= The request =
Your task is to filter the data below down to the lines holding "atque".
begin
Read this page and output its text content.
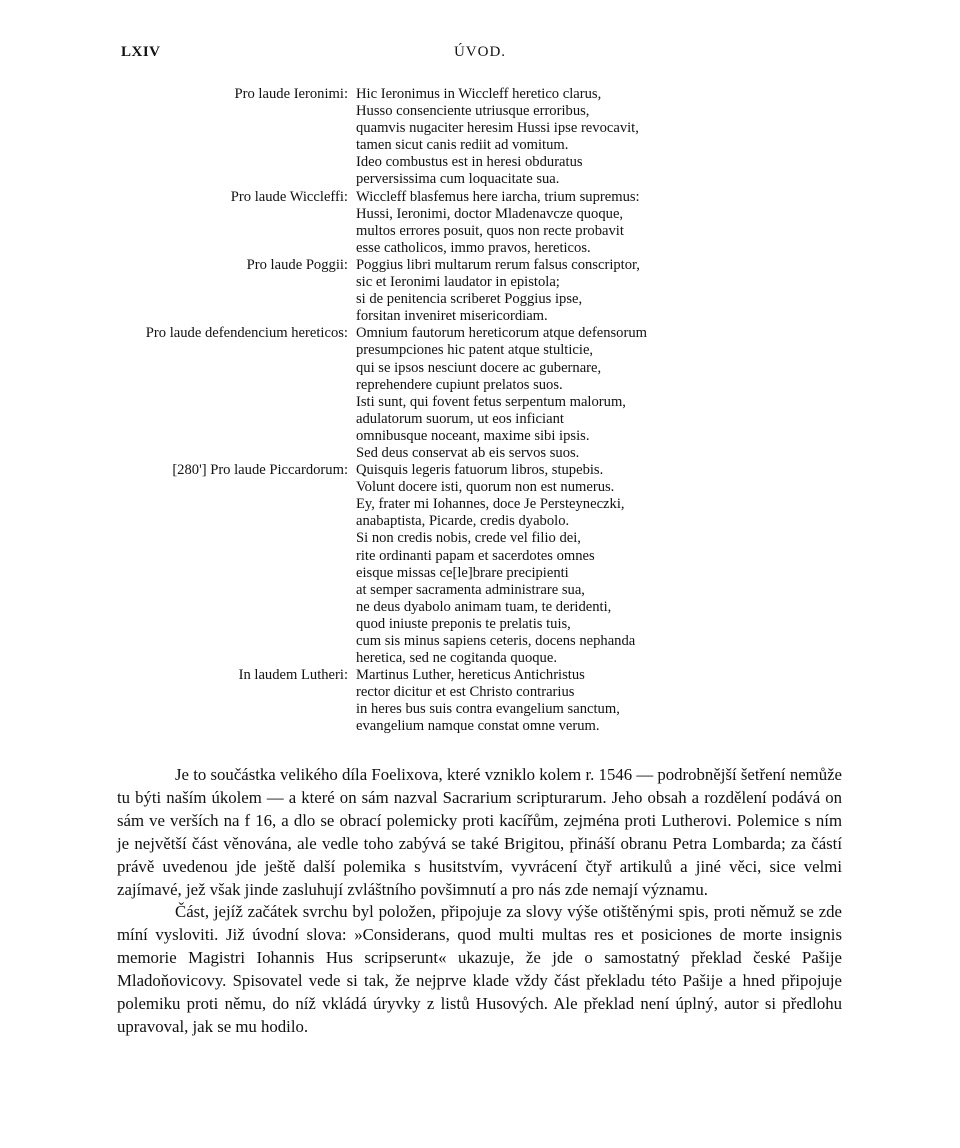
LXIV	ÚVOD.
Pro laude Ieronimi: Hic Ieronimus in Wiccleff heretico clarus,
Husso consenciente utriusque erroribus,
quamvis nugaciter heresim Hussi ipse revocavit,
tamen sicut canis rediit ad vomitum.
Ideo combustus est in heresi obduratus
perversissima cum loquacitate sua.
Pro laude Wiccleffi: Wiccleff blasfemus here iarcha, trium supremus:
Hussi, Ieronimi, doctor Mladenavcze quoque,
multos errores posuit, quos non recte probavit
esse catholicos, immo pravos, hereticos.
Pro laude Poggii: Poggius libri multarum rerum falsus conscriptor,
sic et Ieronimi laudator in epistola;
si de penitencia scriberet Poggius ipse,
forsitan inveniret misericordiam.
Pro laude defendencium hereticos: Omnium fautorum hereticorum atque defensorum
presumpciones hic patent atque stulticie,
qui se ipsos nesciunt docere ac gubernare,
reprehendere cupiunt prelatos suos.
Isti sunt, qui fovent fetus serpentum malorum,
adulatorum suorum, ut eos inficiant
omnibusque noceant, maxime sibi ipsis.
Sed deus conservat ab eis servos suos.
[280'] Pro laude Piccardorum: Quisquis legeris fatuorum libros, stupebis.
Volunt docere isti, quorum non est numerus.
Ey, frater mi Iohannes, doce Je Persteyneczki,
anabaptista, Picarde, credis dyabolo.
Si non credis nobis, crede vel filio dei,
rite ordinanti papam et sacerdotes omnes
eisque missas ce[le]brare precipienti
at semper sacramenta administrare sua,
ne deus dyabolo animam tuam, te deridenti,
quod iniuste preponis te prelatis tuis,
cum sis minus sapiens ceteris, docens nephanda
heretica, sed ne cogitanda quoque.
In laudem Lutheri: Martinus Luther, hereticus Antichristus
rector dicitur et est Christo contrarius
in heres bus suis contra evangelium sanctum,
evangelium namque constat omne verum.

Je to součástka velikého díla Foelixova, které vzniklo kolem r. 1546 — podrobnější šetření nemůže tu býti naším úkolem — a které on sám nazval Sacrarium scripturarum. Jeho obsah a rozdělení podává on sám ve verších na f 16, a dlo se obrací polemicky proti kacířům, zejména proti Lutherovi. Polemice s ním je největší část věnována, ale vedle toho zabývá se také Brigitou, přináší obranu Petra Lombarda; za částí právě uvedenou jde ještě další polemika s husitstvím, vyvrácení čtyř artikulů a jiné věci, sice velmi zajímavé, jež však jinde zasluhují zvláštního povšimnutí a pro nás zde nemají významu.

Část, jejíž začátek svrchu byl položen, připojuje za slovy výše otištěnými spis, proti němuž se zde míní vysloviti. Již úvodní slova: »Considerans, quod multi multas res et posiciones de morte insignis memorie Magistri Iohannis Hus scripserunt« ukazuje, že jde o samostatný překlad české Pašije Mladoňovicovy. Spisovatel vede si tak, že nejprve klade vždy část překladu této Pašije a hned připojuje polemiku proti němu, do níž vkládá úryvky z listů Husových. Ale překlad není úplný, autor si předlohu upravoval, jak se mu hodilo.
end
= Completed task =
Pro laude defendencium hereticos: Omnium fautorum hereticorum atque defensorum
presumpciones hic patent atque stulticie,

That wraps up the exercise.